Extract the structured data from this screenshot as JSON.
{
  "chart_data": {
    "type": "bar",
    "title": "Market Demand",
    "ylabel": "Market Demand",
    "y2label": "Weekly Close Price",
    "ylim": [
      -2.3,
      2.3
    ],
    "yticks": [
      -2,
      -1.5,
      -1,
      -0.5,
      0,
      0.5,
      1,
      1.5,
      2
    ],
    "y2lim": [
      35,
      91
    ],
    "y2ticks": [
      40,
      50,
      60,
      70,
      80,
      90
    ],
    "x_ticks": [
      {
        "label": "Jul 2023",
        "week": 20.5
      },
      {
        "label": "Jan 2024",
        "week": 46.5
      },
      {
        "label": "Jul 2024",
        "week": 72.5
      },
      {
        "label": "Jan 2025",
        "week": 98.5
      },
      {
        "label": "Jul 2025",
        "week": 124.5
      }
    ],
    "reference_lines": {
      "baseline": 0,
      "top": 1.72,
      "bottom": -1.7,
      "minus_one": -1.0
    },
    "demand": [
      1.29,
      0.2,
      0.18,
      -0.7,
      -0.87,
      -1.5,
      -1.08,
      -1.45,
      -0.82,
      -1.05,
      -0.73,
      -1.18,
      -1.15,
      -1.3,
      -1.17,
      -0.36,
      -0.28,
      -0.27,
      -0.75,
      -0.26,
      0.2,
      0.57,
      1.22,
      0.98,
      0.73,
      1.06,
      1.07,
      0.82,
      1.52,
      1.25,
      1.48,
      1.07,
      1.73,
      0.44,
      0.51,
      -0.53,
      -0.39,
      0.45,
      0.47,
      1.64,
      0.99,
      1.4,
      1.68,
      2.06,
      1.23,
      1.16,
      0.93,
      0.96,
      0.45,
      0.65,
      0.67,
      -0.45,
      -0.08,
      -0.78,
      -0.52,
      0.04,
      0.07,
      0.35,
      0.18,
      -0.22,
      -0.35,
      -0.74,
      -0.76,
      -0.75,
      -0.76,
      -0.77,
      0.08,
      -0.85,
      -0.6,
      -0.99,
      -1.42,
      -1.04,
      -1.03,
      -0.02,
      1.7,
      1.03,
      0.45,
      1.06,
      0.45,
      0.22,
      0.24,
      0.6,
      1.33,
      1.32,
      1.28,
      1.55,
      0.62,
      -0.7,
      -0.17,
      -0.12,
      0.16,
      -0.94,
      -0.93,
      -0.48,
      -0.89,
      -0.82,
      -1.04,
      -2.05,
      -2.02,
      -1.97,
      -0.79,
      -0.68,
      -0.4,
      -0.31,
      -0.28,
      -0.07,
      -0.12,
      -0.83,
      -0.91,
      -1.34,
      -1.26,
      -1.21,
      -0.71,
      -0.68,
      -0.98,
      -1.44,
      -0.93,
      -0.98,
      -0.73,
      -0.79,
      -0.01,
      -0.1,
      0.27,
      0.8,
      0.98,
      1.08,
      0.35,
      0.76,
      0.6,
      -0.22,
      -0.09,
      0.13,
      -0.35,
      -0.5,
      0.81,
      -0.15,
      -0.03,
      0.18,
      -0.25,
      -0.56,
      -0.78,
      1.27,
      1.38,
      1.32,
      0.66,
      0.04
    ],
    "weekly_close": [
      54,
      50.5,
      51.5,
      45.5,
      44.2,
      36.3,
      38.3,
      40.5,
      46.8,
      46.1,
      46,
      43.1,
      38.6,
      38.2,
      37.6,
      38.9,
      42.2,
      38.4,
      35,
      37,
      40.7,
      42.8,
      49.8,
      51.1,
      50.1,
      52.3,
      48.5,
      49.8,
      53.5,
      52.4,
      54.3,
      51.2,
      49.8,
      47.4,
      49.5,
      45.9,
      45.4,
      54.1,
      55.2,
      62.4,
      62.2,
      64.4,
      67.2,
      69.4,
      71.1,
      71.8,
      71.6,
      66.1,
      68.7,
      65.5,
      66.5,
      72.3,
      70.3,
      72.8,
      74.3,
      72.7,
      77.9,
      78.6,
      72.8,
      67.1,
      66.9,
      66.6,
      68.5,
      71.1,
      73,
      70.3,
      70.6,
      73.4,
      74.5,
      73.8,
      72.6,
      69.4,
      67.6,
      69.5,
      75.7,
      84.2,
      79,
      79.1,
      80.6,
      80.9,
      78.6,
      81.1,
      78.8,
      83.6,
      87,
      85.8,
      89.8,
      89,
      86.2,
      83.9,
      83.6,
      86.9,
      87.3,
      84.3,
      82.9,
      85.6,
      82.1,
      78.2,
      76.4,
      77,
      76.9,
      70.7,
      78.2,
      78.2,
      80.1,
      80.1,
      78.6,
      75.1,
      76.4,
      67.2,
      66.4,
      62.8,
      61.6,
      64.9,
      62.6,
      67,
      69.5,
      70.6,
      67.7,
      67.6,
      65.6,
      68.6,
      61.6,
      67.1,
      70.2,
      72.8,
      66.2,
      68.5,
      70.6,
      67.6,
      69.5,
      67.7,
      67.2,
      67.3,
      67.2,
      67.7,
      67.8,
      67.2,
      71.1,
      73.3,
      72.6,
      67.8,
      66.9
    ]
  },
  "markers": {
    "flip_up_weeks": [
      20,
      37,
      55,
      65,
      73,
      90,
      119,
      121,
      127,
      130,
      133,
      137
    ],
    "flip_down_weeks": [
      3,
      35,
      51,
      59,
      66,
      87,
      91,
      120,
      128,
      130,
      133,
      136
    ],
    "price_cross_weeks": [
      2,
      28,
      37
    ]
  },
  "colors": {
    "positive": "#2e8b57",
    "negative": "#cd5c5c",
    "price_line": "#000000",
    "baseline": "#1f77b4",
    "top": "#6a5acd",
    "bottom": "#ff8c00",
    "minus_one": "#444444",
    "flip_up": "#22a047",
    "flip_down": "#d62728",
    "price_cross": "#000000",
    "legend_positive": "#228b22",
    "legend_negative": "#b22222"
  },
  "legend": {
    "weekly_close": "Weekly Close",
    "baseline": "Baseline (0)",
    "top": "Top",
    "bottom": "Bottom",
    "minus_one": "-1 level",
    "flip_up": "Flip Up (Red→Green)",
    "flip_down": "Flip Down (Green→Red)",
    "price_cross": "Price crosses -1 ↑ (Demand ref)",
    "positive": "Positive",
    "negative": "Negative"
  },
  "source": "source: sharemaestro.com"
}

=== To be done ===
Copy out every line in the listing where the word "Market" appears.

=== Result for this task ===
    "title": "Market Demand",
    "ylabel": "Market Demand",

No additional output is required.